Saved entries:
↓

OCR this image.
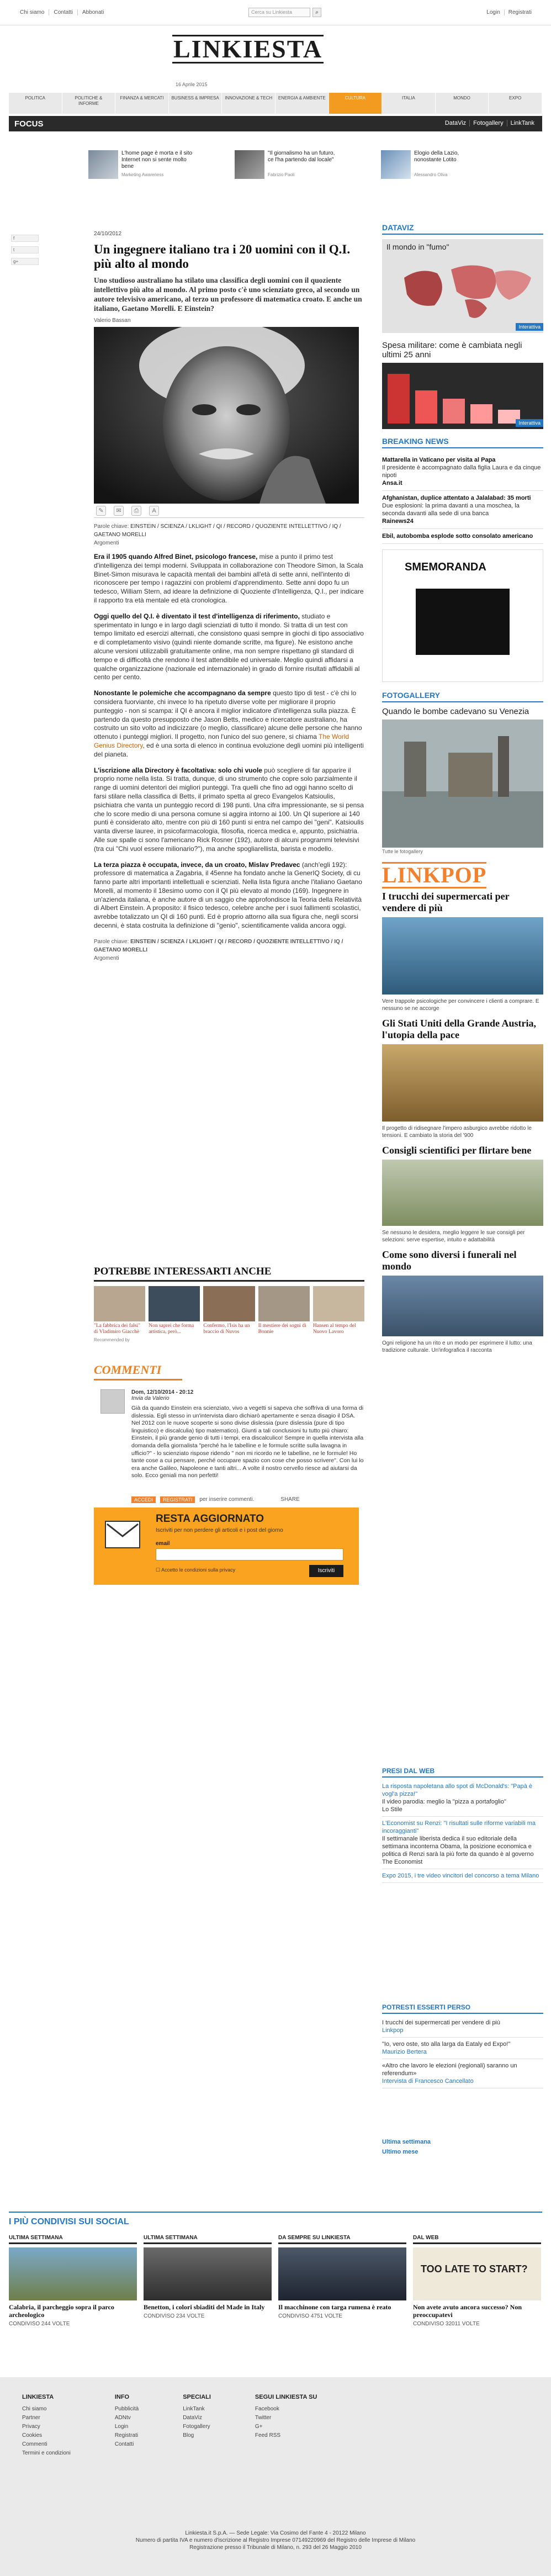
Chi siamo	Contatti	Abbonati	Cerca su Linkiesta	⌕	Login	Registrati
LINKIESTA
16 Aprile 2015
POLITICA	POLITICHE & INFORME
FINANZA & MERCATI	BUSINESS & IMPRESA	INNOVAZIONE & TECH	ENERGIA & AMBIENTE	CULTURA	ITALIA	MONDO	EXPO
FOCUS	DataViz	Fotogallery	LinkTank
L'home page è morta e il sito Internet non si sente molto bene
Marketing Awareness
"Il giornalismo ha un futuro, ce l'ha partendo dal locale"
Fabrizio Paoli
Elogio della Lazio, nonostante Lotito
Alessandro Oliva
f
t
g+
24/10/2012
Un ingegnere italiano tra i 20 uomini con il Q.I. più alto al mondo
Uno studioso australiano ha stilato una classifica degli uomini con il quoziente intellettivo più alto al mondo. Al primo posto c'è uno scienziato greco, al secondo un autore televisivo americano, al terzo un professore di matematica croato. E anche un italiano, Gaetano Morelli. E Einstein?
Valerio Bassan
✎	✉	⎙	A
Parole chiave: EINSTEIN / SCIENZA / LKLIGHT / QI / RECORD / QUOZIENTE INTELLETTIVO / IQ / GAETANO MORELLI
Argomenti

Era il 1905 quando Alfred Binet, psicologo francese, mise a punto il primo test d'intelligenza dei tempi moderni. Sviluppata in collaborazione con Theodore Simon, la Scala Binet-Simon misurava le capacità mentali dei bambini all'età di sette anni, nell'intento di riconoscere per tempo i ragazzini con problemi d'apprendimento. Sette anni dopo fu un tedesco, William Stern, ad ideare la definizione di Quoziente d'Intelligenza, Q.I., per indicare il rapporto tra età mentale ed età cronologica.

Oggi quello del Q.I. è diventato il test d'intelligenza di riferimento, studiato e sperimentato in lungo e in largo dagli scienziati di tutto il mondo. Si tratta di un test con tempo limitato ed esercizi alternati, che consistono quasi sempre in giochi di tipo associativo e di completamento visivo (quindi niente domande scritte, ma figure). Ne esistono anche alcune versioni utilizzabili gratuitamente online, ma non sempre rispettano gli standard di tempo e di difficoltà che rendono il test attendibile ed universale. Meglio quindi affidarsi a qualche organizzazione (nazionale ed internazionale) in grado di fornire risultati affidabili al cento per cento.

Nonostante le polemiche che accompagnano da sempre questo tipo di test - c'è chi lo considera fuorviante, chi invece lo ha ripetuto diverse volte per migliorare il proprio punteggio - non si scampa: il QI è ancora il miglior indicatore d'intelligenza sulla piazza. È partendo da questo presupposto che Jason Betts, medico e ricercatore australiano, ha costruito un sito volto ad indicizzare (o meglio, classificare) alcune delle persone che hanno ottenuto i punteggi migliori. Il progetto, non l'unico del suo genere, si chiama The World Genius Directory, ed è una sorta di elenco in continua evoluzione degli uomini più intelligenti del pianeta.

L'iscrizione alla Directory è facoltativa: solo chi vuole può scegliere di far apparire il proprio nome nella lista. Si tratta, dunque, di uno strumento che copre solo parzialmente il range di uomini detentori dei migliori punteggi. Tra quelli che fino ad oggi hanno scelto di farsi stilare nella classifica di Betts, il primato spetta al greco Evangelos Katsioulis, psichiatra che vanta un punteggio record di 198 punti. Una cifra impressionante, se si pensa che lo score medio di una persona comune si aggira intorno ai 100. Un QI superiore ai 140 punti è considerato alto, mentre con più di 160 punti si entra nel campo dei "geni". Katsioulis vanta diverse lauree, in psicofarmacologia, filosofia, ricerca medica e, appunto, psichiatria. Alle sue spalle ci sono l'americano Rick Rosner (192), autore di alcuni programmi televisivi (tra cui "Chi vuol essere milionario?"), ma anche spogliarellista, barista e modello.

La terza piazza è occupata, invece, da un croato, Mislav Predavec (anch'egli 192): professore di matematica a Zagabria, il 45enne ha fondato anche la GenerIQ Society, di cu fanno parte altri importanti intellettuali e scienziati. Nella lista figura anche l'italiano Gaetano Morelli, al momento il 18esimo uomo con il QI più elevato al mondo (169). Ingegnere in un'azienda italiana, è anche autore di un saggio che approfondisce la Teoria della Relatività di Albert Einstein. A proposito: il fisico tedesco, celebre anche per i suoi fallimenti scolastici, avrebbe totalizzato un QI di 160 punti. Ed è proprio attorno alla sua figura che, negli scorsi decenni, è stata costruita la definizione di "genio", scientificamente valida ancora oggi.

Parole chiave: EINSTEIN / SCIENZA / LKLIGHT / QI / RECORD / QUOZIENTE INTELLETTIVO / IQ / GAETANO MORELLI
Argomenti
POTREBBE INTERESSARTI ANCHE
"La fabbrica dei falsi" di Vladimiro Giacchè
Non saprei che forma artistica, però...
Confermo, l'Isis ha un braccio di Nuvos
Il mestiere dei sogni di Bonnie
Hansen al tempo del Nuovo Lavoro
Recommended by
COMMENTI
Dom, 12/10/2014 - 20:12
Invia da Valerio
Già da quando Einstein era scienziato, vivo a vegetti si sapeva che soffriva di una forma di dislessia. Egli stesso in un'intervista diaro dichiarò apertamente e senza disagio il DSA. Nel 2012 con le nuove scoperte si sono divise dislessia (pure dislessia (pure di tipo linguistico) e discalculia) tipo matematico). Giunti a tali conclusioni tu tutto più chiaro: Einstein, il più grande genio di tutti i tempi, era discalculico! Sempre in quella intervista alla domanda della giornalista "perché ha le tabelline e le formule scritte sulla lavagna in ufficio?" - lo scienziato rispose ridendo " non mi ricordo ne le tabelline, ne le formule! Ho tante cose a cui pensare, perché occupare spazio con cose che posso scrivere". Con lui lo era anche Galileo, Napoleone e tanti altri... A volte il nostro cervello riesce ad aiutarsi da solo. Ecco geniali ma non perfetti!
ACCEDI	REGISTRATI	per inserire commenti.	SHARE
RESTA AGGIORNATO
Iscriviti per non perdere gli articoli e i post del giorno
email
☐ Accetto le condizioni sulla privacy	Iscriviti
DATAVIZ
Il mondo in "fumo"
Interattiva
Spesa militare: come è cambiata negli ultimi 25 anni
Interattiva
BREAKING NEWS
Mattarella in Vaticano per visita al Papa
Il presidente è accompagnato dalla figlia Laura e da cinque nipoti
Ansa.it
Afghanistan, duplice attentato a Jalalabad: 35 morti
Due esplosioni: la prima davanti a una moschea, la seconda davanti alla sede di una banca
Rainews24
Ebil, autobomba esplode sotto consolato americano
SMEMORANDA
FOTOGALLERY
Quando le bombe cadevano su Venezia
Tutte le fotogallery
LINKPOP
I trucchi dei supermercati per vendere di più
Vere trappole psicologiche per convincere i clienti a comprare. E nessuno se ne accorge
Gli Stati Uniti della Grande Austria, l'utopia della pace
Il progetto di ridisegnare l'impero asburgico avrebbe ridotto le tensioni. E cambiato la storia del '900
Consigli scientifici per flirtare bene
Se nessuno le desidera, meglio leggere le sue consigli per selezioni: serve espertise, intuito e adattabilità
Come sono diversi i funerali nel mondo
Ogni religione ha un rito e un modo per esprimere il lutto: una tradizione culturale. Un'infografica il racconta
PRESI DAL WEB
La risposta napoletana allo spot di McDonald's: "Papà è vogl'a pizza!"
Il video parodia: meglio la "pizza a portafoglio"
Lo Stile
L'Economist su Renzi: "I risultati sulle riforme variabili ma incoraggianti"
Il settimanale liberista dedica il suo editoriale della settimana inconterna Obama, la posizione economica e politica di Renzi sarà la più forte da quando è al governo
The Economist
Expo 2015, i tre video vincitori del concorso a tema Milano
POTRESTI ESSERTI PERSO
I trucchi dei supermercati per vendere di più
Linkpop
"Io, vero oste, sto alla larga da Eataly ed Expo!"
Maurizio Bertera
«Altro che lavoro le elezioni (regionali) saranno un referendum»
Intervista di Francesco Cancellato
Ultima settimana
Ultimo mese
I PIÙ CONDIVISI SUI SOCIAL
ULTIMA SETTIMANA
Calabria, il parcheggio sopra il parco archeologico
CONDIVISO 244 VOLTE
ULTIMA SETTIMANA
Benetton, i colori sbiaditi del Made in Italy
CONDIVISO 234 VOLTE
DA SEMPRE SU LINKIESTA
Il macchinone con targa rumena è reato
CONDIVISO 4751 VOLTE
DAL WEB
TOO LATE TO START?
Non avete avuto ancora successo? Non preoccupatevi
CONDIVISO 32011 VOLTE
LINKIESTA
Chi siamo
Partner
Privacy
Cookies
Commenti
Termini e condizioni
INFO
Pubblicità
ADNtv
Login
Registrati
Contatti
SPECIALI
LinkTank
DataViz
Fotogallery
Blog
SEGUI LINKIESTA SU
Facebook
Twitter
G+
Feed RSS
Linkiesta.it S.p.A. — Sede Legale: Via Cosimo del Fante 4 - 20122 Milano
Numero di partita IVA e numero d'iscrizione al Registro Imprese 07149220969 del Registro delle Imprese di Milano
Registrazione presso il Tribunale di Milano, n. 293 del 26 Maggio 2010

↑

• **TASK BRIEF**:
Extract, from the listing above, every line where the string "Renzi" occurs.

• **EXPECTED ANSWER**:
L'Economist su Renzi: "I risultati sulle riforme variabili ma incoraggianti"
Il settimanale liberista dedica il suo editoriale della settimana inconterna Obama, la posizione economica e politica di Renzi sarà la più forte da quando è al governo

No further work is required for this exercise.